## Job
Starting with the line that contains "What's the underlying", write out each line through the end of the listing, unchanged. Output nothing else.
[Dataset content start]
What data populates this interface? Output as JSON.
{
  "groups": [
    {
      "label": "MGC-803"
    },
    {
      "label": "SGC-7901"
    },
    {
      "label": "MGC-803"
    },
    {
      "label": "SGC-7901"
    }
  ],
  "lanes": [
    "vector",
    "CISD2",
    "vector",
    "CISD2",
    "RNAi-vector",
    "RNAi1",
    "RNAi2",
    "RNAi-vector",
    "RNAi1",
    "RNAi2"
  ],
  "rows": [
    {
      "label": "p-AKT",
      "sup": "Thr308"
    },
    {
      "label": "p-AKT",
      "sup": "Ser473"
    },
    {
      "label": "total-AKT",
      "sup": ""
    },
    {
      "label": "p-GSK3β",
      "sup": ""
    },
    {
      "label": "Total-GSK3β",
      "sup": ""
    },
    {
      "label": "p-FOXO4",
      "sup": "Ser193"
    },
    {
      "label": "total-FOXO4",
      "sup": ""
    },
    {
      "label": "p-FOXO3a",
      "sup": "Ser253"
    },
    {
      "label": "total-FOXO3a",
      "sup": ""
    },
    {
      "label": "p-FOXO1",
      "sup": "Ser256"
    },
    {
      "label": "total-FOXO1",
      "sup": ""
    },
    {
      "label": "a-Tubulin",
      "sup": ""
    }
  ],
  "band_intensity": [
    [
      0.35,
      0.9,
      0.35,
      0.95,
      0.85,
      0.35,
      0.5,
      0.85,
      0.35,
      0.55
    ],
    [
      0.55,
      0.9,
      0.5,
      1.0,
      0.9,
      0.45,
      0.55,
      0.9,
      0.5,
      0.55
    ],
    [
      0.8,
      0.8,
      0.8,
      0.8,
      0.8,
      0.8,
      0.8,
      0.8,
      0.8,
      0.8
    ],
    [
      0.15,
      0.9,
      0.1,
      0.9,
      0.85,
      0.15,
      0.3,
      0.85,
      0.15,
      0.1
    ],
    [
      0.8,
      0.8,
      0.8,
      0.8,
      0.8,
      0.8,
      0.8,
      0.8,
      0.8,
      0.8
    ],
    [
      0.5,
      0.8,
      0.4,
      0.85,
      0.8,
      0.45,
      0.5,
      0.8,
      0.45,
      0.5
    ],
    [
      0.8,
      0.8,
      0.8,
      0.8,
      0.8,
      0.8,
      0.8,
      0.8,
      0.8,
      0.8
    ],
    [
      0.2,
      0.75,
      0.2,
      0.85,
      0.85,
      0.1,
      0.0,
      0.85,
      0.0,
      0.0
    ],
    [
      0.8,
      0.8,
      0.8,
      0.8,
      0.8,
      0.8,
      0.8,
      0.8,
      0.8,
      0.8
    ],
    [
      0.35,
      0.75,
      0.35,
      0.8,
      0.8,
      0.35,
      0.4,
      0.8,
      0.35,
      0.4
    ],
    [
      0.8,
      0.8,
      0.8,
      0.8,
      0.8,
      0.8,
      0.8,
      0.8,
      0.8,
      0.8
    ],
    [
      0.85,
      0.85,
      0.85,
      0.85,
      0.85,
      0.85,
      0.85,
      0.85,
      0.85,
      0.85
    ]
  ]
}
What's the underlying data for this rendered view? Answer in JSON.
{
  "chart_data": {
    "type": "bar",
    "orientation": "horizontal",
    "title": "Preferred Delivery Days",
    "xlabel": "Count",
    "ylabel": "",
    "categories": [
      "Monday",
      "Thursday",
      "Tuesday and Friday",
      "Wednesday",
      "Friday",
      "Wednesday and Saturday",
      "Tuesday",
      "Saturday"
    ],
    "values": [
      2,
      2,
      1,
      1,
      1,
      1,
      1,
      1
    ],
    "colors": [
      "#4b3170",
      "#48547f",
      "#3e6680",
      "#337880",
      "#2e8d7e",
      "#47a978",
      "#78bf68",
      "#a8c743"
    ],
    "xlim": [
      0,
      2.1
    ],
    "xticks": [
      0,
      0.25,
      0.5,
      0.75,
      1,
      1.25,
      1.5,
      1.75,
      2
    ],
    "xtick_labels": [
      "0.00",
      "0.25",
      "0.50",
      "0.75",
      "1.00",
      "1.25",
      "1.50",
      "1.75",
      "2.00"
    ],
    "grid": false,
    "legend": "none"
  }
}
[Dataset content end]
## Completed exercise
What's the underlying data for this rendered view? Answer in JSON.
{
  "chart_data": {
    "type": "bar",
    "orientation": "horizontal",
    "title": "Preferred Delivery Days",
    "xlabel": "Count",
    "ylabel": "",
    "categories": [
      "Monday",
      "Thursday",
      "Tuesday and Friday",
      "Wednesday",
      "Friday",
      "Wednesday and Saturday",
      "Tuesday",
      "Saturday"
    ],
    "values": [
      2,
      2,
      1,
      1,
      1,
      1,
      1,
      1
    ],
    "colors": [
      "#4b3170",
      "#48547f",
      "#3e6680",
      "#337880",
      "#2e8d7e",
      "#47a978",
      "#78bf68",
      "#a8c743"
    ],
    "xlim": [
      0,
      2.1
    ],
    "xticks": [
      0,
      0.25,
      0.5,
      0.75,
      1,
      1.25,
      1.5,
      1.75,
      2
    ],
    "xtick_labels": [
      "0.00",
      "0.25",
      "0.50",
      "0.75",
      "1.00",
      "1.25",
      "1.50",
      "1.75",
      "2.00"
    ],
    "grid": false,
    "legend": "none"
  }
}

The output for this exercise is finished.